● **What needs to be done**: Output every line exactly as written. Leave out pictures.

● **Stored entries**:
****************
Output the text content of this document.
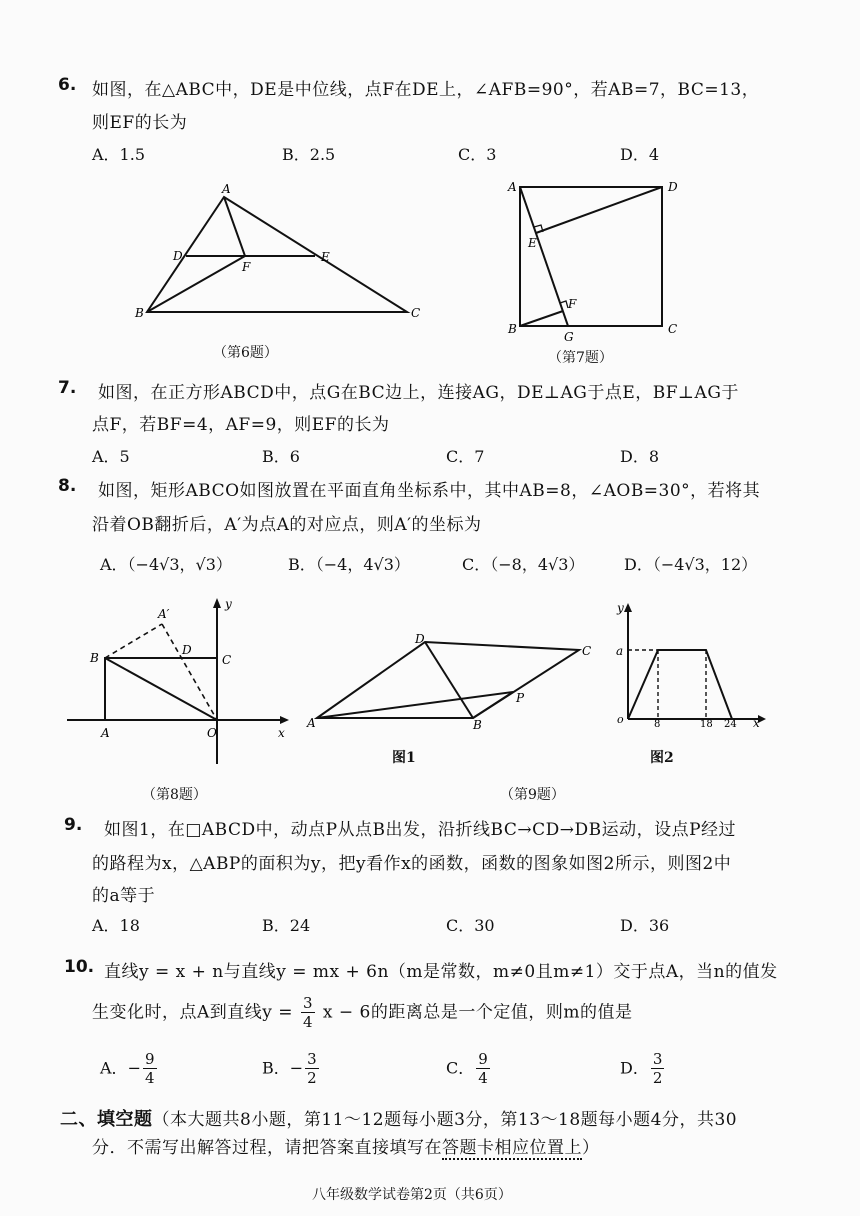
6. 如图，在△ABC中，DE是中位线，点F在DE上，∠AFB=90°，若AB=7，BC=13，
则EF的长为
A．1.5	B．2.5	C．3	D．4
A
D
F
E
B	C
（第6题）
A	D
E
F
B
G
C
（第7题）
7. 如图，在正方形ABCD中，点G在BC边上，连接AG，DE⊥AG于点E，BF⊥AG于
点F，若BF=4，AF=9，则EF的长为
A．5	B．6	C．7	D．8
8. 如图，矩形ABCO如图放置在平面直角坐标系中，其中AB=8，∠AOB=30°，若将其
沿着OB翻折后，A′为点A的对应点，则A′的坐标为
A．（−4√3，√3）	B．（−4，4√3）	C．（−8，4√3） D．（−4√3，12）
A′
B
D
C
A	O	x
y
（第8题）
A
D
C
B
P
图1
（第9题）
y
a
o	8	18 24 x
图2
9. 如图1，在□ABCD中，动点P从点B出发，沿折线BC→CD→DB运动，设点P经过
的路程为x，△ABP的面积为y，把y看作x的函数，函数的图象如图2所示，则图2中
的a等于
A．18	B．24	C．30	D．36
10. 直线y = x + n与直线y = mx + 6n（m是常数，m≠0且m≠1）交于点A，当n的值发
生变化时，点A到直线$y = \frac{3}{4}$ x − 6的距离总是一个定值，则m的值是
A．− $\frac{9}{4}$	B．− $\frac{3}{2}$	C． $\frac{9}{4}$	D． $\frac{3}{2}$
二、填空题（本大题共8小题，第11～12题每小题3分，第13～18题每小题4分，共30
分．不需写出解答过程，请把答案直接填写在答题卡相应位置上）
八年级数学试卷第2页（共6页）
****************
● **Finished answer**:
Output the text content of this document.
6. 如图，在△ABC中，DE是中位线，点F在DE上，∠AFB=90°，若AB=7，BC=13，
则EF的长为
A．1.5	B．2.5	C．3	D．4
A
D
F
E
B	C
（第6题）
A	D
E
F
B
G
C
（第7题）
7. 如图，在正方形ABCD中，点G在BC边上，连接AG，DE⊥AG于点E，BF⊥AG于
点F，若BF=4，AF=9，则EF的长为
A．5	B．6	C．7	D．8
8. 如图，矩形ABCO如图放置在平面直角坐标系中，其中AB=8，∠AOB=30°，若将其
沿着OB翻折后，A′为点A的对应点，则A′的坐标为
A．（−4√3，√3）	B．（−4，4√3）	C．（−8，4√3） D．（−4√3，12）
A′
B
D
C
A	O	x
y
（第8题）
A
D
C
B
P
图1
（第9题）
y
a
o	8	18 24 x
图2
9. 如图1，在□ABCD中，动点P从点B出发，沿折线BC→CD→DB运动，设点P经过
的路程为x，△ABP的面积为y，把y看作x的函数，函数的图象如图2所示，则图2中
的a等于
A．18	B．24	C．30	D．36
10. 直线y = x + n与直线y = mx + 6n（m是常数，m≠0且m≠1）交于点A，当n的值发
生变化时，点A到直线$y = \frac{3}{4}$ x − 6的距离总是一个定值，则m的值是
A．− $\frac{9}{4}$	B．− $\frac{3}{2}$	C． $\frac{9}{4}$	D． $\frac{3}{2}$
二、填空题（本大题共8小题，第11～12题每小题3分，第13～18题每小题4分，共30
分．不需写出解答过程，请把答案直接填写在答题卡相应位置上）
八年级数学试卷第2页（共6页）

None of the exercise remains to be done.